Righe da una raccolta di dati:
-.-.-

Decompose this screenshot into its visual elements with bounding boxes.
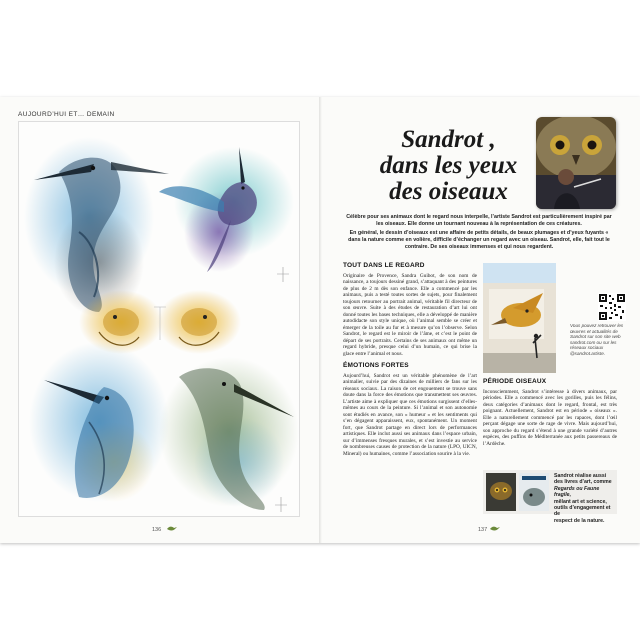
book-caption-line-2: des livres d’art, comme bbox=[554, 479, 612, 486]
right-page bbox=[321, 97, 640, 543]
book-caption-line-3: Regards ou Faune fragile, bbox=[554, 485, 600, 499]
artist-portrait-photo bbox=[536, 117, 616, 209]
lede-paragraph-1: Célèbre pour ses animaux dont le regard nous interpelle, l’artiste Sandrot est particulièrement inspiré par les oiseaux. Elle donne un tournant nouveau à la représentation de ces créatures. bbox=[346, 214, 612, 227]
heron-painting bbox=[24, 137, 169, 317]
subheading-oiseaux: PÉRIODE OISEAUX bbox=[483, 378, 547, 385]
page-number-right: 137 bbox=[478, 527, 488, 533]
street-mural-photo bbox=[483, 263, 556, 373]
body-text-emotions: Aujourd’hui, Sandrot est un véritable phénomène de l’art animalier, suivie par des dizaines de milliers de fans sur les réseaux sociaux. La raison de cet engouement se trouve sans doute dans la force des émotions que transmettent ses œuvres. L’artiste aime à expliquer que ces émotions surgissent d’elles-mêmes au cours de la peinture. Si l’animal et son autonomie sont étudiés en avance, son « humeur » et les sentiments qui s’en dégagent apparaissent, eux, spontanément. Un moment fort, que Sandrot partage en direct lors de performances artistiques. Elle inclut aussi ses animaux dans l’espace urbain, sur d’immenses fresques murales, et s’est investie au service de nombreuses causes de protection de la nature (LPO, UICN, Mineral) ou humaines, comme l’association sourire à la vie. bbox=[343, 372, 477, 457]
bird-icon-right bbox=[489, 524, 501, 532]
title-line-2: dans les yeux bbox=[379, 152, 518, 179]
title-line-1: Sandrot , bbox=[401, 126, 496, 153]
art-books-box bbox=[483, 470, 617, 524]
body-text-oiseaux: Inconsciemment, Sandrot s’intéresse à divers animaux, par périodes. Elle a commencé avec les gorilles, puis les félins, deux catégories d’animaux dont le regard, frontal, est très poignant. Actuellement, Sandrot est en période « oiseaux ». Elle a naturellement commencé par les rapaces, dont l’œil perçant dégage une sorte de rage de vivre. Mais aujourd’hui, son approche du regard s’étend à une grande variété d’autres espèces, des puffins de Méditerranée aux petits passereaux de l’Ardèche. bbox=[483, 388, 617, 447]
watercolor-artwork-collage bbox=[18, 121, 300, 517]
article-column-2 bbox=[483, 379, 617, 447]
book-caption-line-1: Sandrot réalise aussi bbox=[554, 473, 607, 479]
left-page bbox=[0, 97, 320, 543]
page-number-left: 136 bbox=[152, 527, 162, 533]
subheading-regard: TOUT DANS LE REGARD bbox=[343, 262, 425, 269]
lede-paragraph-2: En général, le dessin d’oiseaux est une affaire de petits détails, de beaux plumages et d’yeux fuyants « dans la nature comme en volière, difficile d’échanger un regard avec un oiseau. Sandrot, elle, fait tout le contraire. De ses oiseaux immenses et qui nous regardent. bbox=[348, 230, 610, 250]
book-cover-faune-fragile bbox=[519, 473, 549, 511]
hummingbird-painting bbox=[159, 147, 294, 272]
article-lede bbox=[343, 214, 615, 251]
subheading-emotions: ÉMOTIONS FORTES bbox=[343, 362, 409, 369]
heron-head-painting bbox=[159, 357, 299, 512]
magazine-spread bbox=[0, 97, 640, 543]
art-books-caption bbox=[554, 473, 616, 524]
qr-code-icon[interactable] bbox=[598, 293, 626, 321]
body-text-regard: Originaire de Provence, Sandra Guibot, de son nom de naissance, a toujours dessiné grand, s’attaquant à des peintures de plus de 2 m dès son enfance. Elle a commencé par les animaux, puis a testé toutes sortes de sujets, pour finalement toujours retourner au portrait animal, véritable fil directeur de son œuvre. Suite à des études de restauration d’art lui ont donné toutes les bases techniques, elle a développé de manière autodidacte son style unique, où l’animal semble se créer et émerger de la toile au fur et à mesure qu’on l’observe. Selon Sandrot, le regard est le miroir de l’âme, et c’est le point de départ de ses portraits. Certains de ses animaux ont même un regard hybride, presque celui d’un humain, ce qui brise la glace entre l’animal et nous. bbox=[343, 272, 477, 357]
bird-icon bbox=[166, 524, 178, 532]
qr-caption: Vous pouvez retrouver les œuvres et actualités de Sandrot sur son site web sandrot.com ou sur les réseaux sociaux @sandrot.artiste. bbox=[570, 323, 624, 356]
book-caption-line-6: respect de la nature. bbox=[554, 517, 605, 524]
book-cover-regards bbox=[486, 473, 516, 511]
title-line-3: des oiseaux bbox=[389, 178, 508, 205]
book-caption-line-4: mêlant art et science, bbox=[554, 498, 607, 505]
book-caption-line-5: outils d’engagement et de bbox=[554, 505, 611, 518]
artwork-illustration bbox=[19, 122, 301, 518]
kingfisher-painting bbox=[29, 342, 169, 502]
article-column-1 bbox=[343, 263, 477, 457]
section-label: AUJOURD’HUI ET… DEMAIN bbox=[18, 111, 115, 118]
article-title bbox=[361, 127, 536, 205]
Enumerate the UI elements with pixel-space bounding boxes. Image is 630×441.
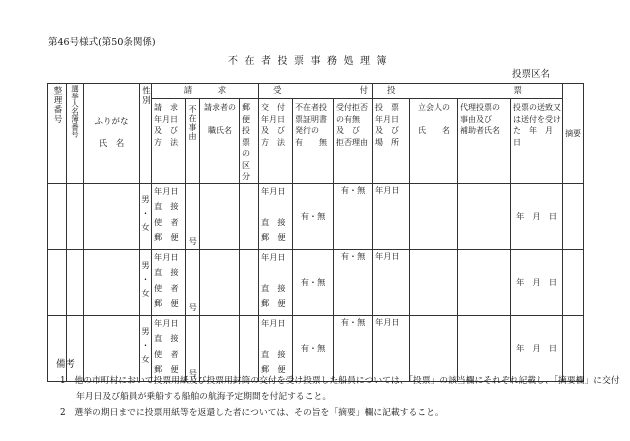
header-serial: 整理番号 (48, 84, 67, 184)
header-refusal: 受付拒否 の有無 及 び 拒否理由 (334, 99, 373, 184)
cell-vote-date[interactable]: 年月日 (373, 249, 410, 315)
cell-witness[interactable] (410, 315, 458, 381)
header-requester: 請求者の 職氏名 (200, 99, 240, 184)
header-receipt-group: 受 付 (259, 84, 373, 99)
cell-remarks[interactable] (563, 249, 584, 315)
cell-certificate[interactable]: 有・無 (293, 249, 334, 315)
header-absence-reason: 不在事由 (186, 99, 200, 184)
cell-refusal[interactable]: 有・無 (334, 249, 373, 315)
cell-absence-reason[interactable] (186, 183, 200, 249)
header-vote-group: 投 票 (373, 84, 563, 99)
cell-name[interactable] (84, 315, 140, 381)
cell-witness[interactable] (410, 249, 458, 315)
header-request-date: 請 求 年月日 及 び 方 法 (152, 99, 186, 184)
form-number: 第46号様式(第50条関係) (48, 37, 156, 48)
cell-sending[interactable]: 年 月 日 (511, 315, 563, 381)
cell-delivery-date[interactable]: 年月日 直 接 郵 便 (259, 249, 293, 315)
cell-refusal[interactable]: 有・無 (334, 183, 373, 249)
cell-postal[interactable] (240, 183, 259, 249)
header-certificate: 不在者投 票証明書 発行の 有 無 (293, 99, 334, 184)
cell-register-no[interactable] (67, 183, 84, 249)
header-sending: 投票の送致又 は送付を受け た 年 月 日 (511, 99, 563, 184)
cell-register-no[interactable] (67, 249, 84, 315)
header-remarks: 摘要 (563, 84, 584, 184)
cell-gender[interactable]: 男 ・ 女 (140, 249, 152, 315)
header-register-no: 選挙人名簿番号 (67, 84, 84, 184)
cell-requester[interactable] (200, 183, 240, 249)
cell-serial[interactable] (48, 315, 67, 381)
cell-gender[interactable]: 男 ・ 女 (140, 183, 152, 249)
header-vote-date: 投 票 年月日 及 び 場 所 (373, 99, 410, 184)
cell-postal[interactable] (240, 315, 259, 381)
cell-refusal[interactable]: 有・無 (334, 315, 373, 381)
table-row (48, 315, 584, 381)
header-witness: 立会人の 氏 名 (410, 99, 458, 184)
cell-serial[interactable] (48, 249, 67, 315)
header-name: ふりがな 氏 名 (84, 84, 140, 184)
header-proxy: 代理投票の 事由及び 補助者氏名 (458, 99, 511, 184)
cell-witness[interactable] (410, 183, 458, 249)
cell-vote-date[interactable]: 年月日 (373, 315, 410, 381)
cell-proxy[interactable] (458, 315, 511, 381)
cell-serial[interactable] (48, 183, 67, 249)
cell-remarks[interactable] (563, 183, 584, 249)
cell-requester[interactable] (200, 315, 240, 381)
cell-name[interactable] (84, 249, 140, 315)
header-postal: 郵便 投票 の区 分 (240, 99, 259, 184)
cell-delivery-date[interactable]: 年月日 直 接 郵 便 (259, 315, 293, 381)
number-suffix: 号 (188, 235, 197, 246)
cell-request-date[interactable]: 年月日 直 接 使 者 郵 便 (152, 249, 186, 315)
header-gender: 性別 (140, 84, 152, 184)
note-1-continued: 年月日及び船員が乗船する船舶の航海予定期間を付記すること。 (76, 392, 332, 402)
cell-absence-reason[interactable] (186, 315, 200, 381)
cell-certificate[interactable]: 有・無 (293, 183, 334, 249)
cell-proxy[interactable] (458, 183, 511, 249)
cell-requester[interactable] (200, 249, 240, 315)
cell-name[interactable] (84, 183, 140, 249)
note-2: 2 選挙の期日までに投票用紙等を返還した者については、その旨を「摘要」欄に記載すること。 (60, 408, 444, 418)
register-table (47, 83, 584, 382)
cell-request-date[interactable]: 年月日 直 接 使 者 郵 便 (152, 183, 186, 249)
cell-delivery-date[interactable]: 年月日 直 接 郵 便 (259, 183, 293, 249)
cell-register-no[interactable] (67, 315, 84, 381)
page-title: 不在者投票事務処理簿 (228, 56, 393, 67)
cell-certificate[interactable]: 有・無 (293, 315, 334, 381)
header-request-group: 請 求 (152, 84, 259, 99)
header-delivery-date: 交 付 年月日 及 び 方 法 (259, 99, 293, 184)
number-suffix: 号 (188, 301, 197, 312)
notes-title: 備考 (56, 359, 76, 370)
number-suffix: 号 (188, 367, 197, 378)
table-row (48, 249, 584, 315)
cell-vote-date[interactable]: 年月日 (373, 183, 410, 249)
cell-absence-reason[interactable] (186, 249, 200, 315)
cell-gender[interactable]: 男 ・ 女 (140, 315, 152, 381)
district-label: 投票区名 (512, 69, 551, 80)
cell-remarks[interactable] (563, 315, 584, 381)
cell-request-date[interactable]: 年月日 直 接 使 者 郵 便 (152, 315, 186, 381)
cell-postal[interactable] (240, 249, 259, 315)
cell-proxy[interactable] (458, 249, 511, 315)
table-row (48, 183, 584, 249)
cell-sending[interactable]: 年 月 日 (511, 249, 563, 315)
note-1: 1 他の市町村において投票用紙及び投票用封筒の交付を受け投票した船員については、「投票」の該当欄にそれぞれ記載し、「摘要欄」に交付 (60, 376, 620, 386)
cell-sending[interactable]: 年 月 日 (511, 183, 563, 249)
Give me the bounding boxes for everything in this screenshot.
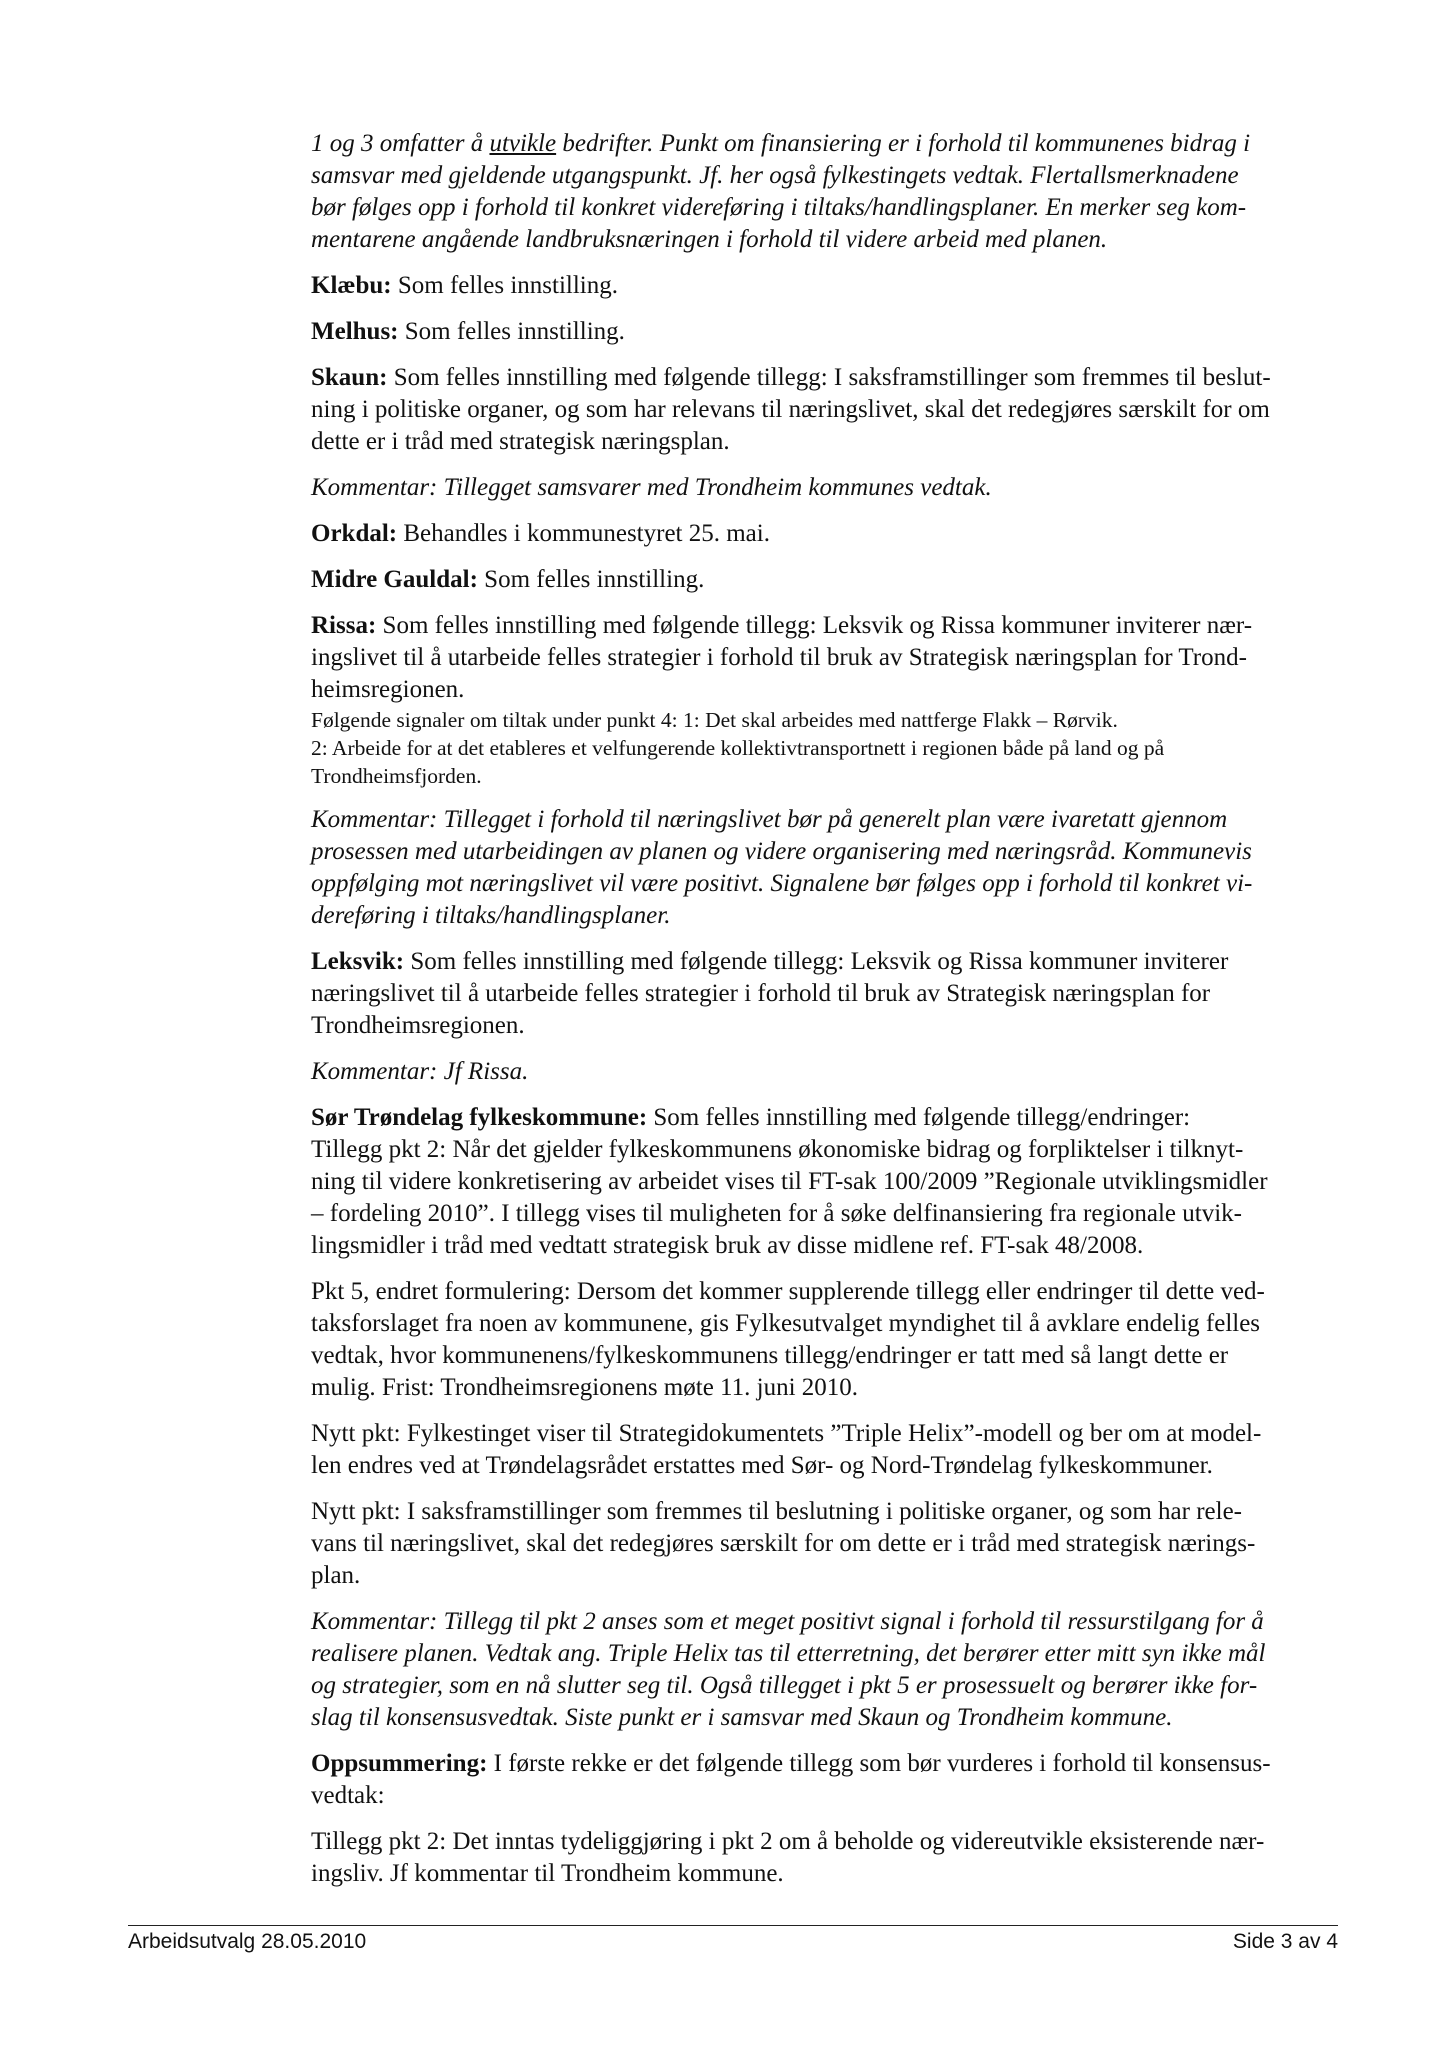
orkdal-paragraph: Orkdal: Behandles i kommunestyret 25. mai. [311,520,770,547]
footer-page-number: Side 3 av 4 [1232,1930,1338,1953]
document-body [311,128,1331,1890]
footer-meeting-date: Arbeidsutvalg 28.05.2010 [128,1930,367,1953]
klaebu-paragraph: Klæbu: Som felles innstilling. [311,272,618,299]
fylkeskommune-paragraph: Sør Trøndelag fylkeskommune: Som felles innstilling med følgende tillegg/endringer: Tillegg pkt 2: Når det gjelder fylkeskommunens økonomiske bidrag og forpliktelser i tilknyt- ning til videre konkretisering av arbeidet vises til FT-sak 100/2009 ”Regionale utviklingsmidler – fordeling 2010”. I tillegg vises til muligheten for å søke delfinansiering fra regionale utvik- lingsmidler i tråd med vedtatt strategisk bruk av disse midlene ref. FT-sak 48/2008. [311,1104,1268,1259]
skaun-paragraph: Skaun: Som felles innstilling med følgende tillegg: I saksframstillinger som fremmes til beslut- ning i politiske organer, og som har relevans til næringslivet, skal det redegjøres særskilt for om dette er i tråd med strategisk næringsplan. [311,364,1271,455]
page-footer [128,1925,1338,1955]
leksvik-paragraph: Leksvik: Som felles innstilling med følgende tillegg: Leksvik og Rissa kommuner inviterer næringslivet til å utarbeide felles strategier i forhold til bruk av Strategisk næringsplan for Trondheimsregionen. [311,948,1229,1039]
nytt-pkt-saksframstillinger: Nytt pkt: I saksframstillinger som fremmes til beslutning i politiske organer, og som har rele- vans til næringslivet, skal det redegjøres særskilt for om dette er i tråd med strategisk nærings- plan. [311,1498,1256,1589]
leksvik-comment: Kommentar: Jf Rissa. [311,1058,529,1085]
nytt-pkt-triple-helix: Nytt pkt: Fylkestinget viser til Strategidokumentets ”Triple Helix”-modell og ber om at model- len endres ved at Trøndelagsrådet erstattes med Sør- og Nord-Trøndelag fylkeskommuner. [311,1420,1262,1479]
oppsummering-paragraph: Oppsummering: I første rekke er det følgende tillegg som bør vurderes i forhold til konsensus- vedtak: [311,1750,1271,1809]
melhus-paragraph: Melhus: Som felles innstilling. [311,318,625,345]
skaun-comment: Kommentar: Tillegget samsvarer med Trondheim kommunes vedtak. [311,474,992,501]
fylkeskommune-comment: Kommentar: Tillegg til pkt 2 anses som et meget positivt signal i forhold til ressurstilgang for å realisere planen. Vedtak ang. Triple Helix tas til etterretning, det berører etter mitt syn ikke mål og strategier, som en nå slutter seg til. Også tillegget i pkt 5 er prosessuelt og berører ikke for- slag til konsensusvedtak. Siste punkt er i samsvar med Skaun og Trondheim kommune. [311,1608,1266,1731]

-.-.-

▶ [Compito]
Riscrivi come elenco JSON di stringhe le righe che partono da quella contenente "book-caption-line-2: des livres" e proseguono fino a quella contenente "lede-paragraph-1: Célèbre pour", entrambe incluse. Usa una stringa per riga e ometti le righe vuote.

▶ [Risposta attesa]
[
  "book-caption-line-2: des livres d’art, comme bbox=[554, 479, 612, 486]",
  "right-page bbox=[321, 97, 640, 543]",
  "book-caption-line-3: Regards ou Faune fragile, bbox=[554, 485, 600, 499]",
  "artist-portrait-photo bbox=[536, 117, 616, 209]",
  "lede-paragraph-1: Célèbre pour ses animaux dont le regard nous interpelle, l’artiste Sandrot est particulièrement inspiré par les oiseaux. Elle donne un tournant nouveau à la représentation de ces créatures. bbox=[346, 214, 612, 227]"
]